§ **Work instructions**: Can you copy out word for word everything from the start of the data down to the line containing "blog-panel: All Posts", with that line included?

# Records supplied start

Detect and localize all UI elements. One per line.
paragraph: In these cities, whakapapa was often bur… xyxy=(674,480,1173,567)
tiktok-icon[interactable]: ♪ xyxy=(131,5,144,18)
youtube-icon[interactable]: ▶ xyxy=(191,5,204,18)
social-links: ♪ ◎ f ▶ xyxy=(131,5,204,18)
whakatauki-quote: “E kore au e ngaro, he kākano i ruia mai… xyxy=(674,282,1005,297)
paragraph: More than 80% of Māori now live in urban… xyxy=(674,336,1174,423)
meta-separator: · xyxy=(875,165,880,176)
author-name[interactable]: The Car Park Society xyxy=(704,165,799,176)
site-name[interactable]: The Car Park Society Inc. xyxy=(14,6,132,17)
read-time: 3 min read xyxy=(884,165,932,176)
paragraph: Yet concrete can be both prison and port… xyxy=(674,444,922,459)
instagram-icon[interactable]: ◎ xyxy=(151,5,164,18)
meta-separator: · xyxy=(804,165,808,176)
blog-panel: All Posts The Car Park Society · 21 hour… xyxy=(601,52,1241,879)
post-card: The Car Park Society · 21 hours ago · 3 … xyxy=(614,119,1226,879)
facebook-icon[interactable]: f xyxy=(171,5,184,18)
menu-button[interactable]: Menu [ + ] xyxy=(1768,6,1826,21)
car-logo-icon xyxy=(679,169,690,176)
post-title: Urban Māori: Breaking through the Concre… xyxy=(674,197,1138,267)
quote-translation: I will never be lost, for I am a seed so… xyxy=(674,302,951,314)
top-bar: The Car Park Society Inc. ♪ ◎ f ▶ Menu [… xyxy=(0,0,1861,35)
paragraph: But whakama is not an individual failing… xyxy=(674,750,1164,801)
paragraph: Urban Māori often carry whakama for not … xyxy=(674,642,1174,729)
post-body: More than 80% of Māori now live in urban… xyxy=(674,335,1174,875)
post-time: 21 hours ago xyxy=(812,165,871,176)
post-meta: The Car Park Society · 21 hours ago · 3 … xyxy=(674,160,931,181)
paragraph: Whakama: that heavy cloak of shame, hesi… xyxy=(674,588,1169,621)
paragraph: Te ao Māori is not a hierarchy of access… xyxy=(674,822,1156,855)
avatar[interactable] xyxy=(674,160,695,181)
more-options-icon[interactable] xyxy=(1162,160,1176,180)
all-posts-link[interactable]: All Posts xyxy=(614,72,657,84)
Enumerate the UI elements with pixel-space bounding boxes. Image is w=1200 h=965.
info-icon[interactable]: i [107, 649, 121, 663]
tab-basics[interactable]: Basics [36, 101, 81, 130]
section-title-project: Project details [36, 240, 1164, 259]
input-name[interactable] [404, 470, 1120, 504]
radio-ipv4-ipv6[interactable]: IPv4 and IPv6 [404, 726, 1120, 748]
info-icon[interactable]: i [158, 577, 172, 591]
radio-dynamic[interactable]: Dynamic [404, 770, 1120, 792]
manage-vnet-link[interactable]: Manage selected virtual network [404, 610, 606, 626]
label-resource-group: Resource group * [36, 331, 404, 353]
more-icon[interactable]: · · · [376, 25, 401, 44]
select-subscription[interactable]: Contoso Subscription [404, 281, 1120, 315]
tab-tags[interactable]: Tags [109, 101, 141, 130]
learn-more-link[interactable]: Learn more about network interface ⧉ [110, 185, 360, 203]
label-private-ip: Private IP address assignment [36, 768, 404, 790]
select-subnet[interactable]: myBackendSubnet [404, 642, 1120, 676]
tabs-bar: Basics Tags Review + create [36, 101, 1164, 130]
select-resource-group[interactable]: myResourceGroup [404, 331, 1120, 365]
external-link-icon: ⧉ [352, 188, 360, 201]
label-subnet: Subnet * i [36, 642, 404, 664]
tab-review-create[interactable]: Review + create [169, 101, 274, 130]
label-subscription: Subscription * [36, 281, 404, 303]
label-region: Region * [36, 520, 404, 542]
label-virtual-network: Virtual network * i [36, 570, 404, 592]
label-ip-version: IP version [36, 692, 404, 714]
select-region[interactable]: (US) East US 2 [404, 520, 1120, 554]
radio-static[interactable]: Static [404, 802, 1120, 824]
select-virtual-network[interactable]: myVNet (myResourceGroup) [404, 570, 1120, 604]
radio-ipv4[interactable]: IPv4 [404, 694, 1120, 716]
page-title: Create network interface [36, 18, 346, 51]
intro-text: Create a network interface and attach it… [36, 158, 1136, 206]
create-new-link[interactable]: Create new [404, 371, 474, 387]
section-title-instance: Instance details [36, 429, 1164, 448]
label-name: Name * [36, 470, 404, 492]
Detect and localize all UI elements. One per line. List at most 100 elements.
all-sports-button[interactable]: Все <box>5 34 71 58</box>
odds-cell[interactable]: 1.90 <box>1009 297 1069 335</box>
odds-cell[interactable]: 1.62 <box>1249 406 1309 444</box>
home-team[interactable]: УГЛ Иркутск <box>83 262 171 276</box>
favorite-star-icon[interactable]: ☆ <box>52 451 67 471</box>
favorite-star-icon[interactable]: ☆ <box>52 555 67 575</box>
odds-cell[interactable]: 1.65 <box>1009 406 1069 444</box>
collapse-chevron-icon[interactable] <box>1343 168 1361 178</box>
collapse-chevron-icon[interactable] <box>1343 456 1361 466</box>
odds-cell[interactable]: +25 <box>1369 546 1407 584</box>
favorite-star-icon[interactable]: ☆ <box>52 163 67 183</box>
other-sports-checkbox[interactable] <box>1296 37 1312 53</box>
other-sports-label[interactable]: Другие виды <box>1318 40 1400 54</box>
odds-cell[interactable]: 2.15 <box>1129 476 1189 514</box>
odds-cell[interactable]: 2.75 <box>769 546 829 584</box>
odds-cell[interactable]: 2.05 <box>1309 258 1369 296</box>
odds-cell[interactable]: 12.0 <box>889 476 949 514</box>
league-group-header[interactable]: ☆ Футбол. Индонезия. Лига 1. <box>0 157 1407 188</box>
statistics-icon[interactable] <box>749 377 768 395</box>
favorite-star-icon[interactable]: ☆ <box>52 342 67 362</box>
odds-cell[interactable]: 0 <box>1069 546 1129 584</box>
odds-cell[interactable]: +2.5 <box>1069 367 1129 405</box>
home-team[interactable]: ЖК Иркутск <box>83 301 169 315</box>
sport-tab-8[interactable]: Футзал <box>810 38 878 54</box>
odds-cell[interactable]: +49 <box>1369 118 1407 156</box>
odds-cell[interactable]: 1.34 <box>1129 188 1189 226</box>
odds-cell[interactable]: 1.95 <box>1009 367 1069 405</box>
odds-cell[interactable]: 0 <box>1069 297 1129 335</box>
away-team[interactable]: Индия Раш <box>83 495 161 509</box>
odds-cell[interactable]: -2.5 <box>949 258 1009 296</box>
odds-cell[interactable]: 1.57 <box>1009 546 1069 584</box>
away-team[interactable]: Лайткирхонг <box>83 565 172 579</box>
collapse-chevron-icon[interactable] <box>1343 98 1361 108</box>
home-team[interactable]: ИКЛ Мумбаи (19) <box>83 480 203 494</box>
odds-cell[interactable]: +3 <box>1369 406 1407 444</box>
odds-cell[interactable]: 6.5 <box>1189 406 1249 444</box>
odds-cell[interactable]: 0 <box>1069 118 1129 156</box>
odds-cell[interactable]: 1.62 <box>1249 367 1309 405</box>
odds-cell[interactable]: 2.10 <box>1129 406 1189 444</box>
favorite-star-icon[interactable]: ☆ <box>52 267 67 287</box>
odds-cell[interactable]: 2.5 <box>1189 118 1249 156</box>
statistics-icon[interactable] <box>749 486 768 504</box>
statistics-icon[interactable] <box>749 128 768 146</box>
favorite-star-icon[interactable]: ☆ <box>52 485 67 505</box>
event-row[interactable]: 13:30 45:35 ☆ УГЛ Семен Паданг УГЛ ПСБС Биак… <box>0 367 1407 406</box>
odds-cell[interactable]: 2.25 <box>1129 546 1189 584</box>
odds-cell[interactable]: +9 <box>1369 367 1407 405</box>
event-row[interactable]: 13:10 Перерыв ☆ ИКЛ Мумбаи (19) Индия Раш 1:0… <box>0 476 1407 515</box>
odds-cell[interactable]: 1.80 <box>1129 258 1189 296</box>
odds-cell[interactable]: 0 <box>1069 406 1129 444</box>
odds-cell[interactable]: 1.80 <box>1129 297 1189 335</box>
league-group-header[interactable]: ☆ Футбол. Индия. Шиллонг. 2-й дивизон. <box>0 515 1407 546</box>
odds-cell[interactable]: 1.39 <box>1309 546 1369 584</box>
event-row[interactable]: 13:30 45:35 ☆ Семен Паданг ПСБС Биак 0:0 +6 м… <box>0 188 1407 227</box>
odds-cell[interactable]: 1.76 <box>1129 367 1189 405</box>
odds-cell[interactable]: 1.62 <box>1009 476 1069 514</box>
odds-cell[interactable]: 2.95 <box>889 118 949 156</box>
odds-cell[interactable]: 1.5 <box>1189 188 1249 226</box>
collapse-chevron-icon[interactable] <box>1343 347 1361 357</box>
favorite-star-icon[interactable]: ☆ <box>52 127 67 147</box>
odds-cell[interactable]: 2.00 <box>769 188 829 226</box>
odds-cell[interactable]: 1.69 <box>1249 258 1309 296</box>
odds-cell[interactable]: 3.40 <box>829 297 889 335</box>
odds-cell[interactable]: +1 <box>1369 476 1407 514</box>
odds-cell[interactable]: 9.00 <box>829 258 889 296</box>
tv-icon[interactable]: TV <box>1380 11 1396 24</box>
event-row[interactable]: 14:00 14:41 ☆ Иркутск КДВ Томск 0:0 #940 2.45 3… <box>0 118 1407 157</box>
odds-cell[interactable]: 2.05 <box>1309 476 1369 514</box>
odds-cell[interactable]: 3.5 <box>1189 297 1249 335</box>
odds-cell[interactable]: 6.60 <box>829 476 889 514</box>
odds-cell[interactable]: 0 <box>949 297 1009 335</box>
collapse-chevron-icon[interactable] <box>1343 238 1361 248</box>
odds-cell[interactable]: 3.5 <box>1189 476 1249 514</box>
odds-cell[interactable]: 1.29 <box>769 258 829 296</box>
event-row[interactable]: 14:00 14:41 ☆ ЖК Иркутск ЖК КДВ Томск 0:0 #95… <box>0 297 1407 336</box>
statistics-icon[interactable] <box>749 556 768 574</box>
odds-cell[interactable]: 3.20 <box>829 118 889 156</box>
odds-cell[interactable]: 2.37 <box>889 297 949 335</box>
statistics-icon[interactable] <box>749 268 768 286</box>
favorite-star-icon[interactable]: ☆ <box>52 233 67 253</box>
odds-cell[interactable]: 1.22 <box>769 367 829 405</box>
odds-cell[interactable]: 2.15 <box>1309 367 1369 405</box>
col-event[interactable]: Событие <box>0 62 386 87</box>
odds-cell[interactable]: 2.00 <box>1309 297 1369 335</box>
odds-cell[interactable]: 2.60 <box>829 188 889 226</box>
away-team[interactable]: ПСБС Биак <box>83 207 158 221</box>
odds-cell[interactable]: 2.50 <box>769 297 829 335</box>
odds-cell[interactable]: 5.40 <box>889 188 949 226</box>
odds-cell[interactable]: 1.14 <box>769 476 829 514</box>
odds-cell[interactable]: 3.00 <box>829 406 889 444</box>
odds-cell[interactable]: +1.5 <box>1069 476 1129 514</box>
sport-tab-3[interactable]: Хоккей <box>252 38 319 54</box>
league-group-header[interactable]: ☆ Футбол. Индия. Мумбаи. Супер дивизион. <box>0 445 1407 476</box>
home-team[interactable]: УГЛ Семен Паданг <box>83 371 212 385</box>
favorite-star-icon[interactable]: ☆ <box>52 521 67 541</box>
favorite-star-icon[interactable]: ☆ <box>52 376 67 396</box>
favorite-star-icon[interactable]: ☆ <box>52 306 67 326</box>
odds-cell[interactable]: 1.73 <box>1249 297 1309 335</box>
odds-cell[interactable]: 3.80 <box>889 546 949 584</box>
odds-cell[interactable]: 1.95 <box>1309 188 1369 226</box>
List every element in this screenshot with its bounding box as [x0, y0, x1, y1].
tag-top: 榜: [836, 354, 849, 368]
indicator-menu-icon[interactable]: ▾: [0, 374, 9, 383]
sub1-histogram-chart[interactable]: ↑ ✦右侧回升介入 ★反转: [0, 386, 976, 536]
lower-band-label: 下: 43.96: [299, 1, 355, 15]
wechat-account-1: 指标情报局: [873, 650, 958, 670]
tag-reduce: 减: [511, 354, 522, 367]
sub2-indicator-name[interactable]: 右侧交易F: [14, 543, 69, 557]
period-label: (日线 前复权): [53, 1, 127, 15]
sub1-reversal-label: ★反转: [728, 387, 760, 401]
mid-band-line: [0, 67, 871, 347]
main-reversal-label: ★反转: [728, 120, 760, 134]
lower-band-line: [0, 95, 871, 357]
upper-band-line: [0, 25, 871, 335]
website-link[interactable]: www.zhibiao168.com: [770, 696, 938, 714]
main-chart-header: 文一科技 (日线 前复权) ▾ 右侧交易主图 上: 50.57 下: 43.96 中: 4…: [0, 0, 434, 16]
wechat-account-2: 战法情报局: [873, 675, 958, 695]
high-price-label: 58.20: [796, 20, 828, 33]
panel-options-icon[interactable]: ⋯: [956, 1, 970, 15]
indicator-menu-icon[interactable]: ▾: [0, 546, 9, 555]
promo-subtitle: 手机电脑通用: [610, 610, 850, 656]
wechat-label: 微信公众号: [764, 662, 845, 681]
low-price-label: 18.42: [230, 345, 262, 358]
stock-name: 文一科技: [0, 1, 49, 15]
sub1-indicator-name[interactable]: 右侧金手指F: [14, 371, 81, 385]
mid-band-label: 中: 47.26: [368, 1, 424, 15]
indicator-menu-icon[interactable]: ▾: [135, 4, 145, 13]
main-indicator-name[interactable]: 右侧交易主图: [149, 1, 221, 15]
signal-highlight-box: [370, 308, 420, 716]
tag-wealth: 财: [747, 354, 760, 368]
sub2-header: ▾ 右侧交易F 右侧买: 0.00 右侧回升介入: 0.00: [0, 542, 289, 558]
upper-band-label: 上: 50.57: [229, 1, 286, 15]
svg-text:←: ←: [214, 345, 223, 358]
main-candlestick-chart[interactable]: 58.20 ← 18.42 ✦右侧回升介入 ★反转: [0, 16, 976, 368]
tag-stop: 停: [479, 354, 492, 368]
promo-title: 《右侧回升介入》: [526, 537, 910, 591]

# Records supplied end

§ **Output for this exercise**:
Detect and localize all UI elements. One per line.
paragraph: In these cities, whakapapa was often bur… xyxy=(674,480,1173,567)
tiktok-icon[interactable]: ♪ xyxy=(131,5,144,18)
youtube-icon[interactable]: ▶ xyxy=(191,5,204,18)
social-links: ♪ ◎ f ▶ xyxy=(131,5,204,18)
whakatauki-quote: “E kore au e ngaro, he kākano i ruia mai… xyxy=(674,282,1005,297)
paragraph: More than 80% of Māori now live in urban… xyxy=(674,336,1174,423)
meta-separator: · xyxy=(875,165,880,176)
author-name[interactable]: The Car Park Society xyxy=(704,165,799,176)
site-name[interactable]: The Car Park Society Inc. xyxy=(14,6,132,17)
read-time: 3 min read xyxy=(884,165,932,176)
paragraph: Yet concrete can be both prison and port… xyxy=(674,444,922,459)
instagram-icon[interactable]: ◎ xyxy=(151,5,164,18)
meta-separator: · xyxy=(804,165,808,176)
blog-panel: All Posts The Car Park Society · 21 hour… xyxy=(601,52,1241,879)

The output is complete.